— START —

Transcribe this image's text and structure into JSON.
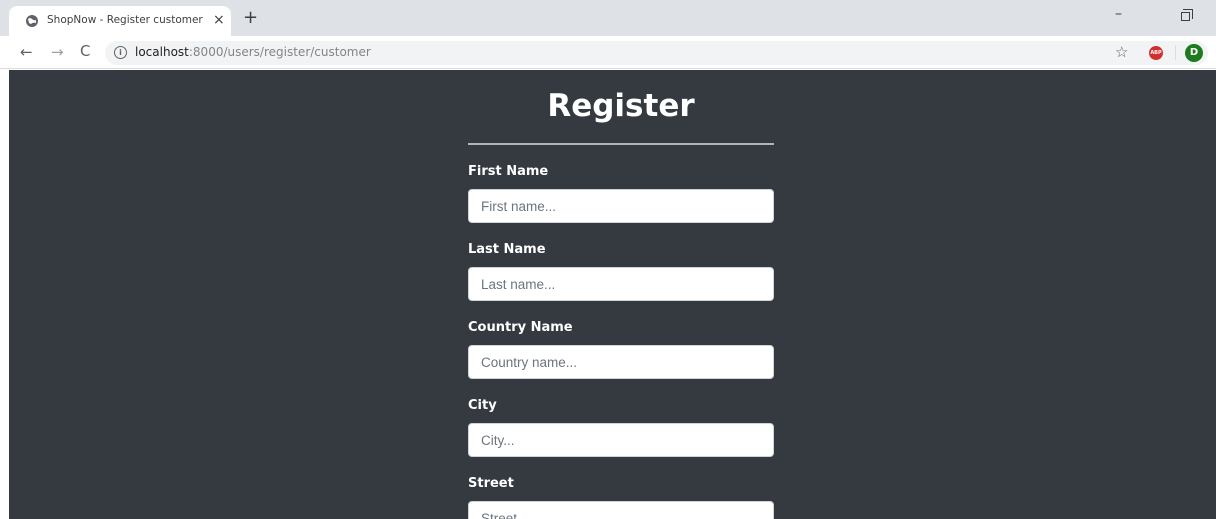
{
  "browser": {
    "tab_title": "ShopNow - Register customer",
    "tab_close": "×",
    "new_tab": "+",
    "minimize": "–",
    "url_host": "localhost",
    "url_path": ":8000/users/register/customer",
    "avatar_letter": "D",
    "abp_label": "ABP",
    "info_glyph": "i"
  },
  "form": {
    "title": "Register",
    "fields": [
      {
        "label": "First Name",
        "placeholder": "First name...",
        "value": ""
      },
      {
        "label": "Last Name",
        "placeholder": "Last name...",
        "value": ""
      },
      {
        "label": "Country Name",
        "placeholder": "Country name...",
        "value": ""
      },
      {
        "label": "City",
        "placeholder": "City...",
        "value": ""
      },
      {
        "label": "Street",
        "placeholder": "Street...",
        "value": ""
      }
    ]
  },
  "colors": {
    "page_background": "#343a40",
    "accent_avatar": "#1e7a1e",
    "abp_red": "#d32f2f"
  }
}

— END —

:: Request ::
Transcribe the listing above verbatim. Omit the pictures.

:: Solution ::
Transcribe this image's text and structure into JSON.
{
  "browser": {
    "tab_title": "ShopNow - Register customer",
    "tab_close": "×",
    "new_tab": "+",
    "minimize": "–",
    "url_host": "localhost",
    "url_path": ":8000/users/register/customer",
    "avatar_letter": "D",
    "abp_label": "ABP",
    "info_glyph": "i"
  },
  "form": {
    "title": "Register",
    "fields": [
      {
        "label": "First Name",
        "placeholder": "First name...",
        "value": ""
      },
      {
        "label": "Last Name",
        "placeholder": "Last name...",
        "value": ""
      },
      {
        "label": "Country Name",
        "placeholder": "Country name...",
        "value": ""
      },
      {
        "label": "City",
        "placeholder": "City...",
        "value": ""
      },
      {
        "label": "Street",
        "placeholder": "Street...",
        "value": ""
      }
    ]
  },
  "colors": {
    "page_background": "#343a40",
    "accent_avatar": "#1e7a1e",
    "abp_red": "#d32f2f"
  }
}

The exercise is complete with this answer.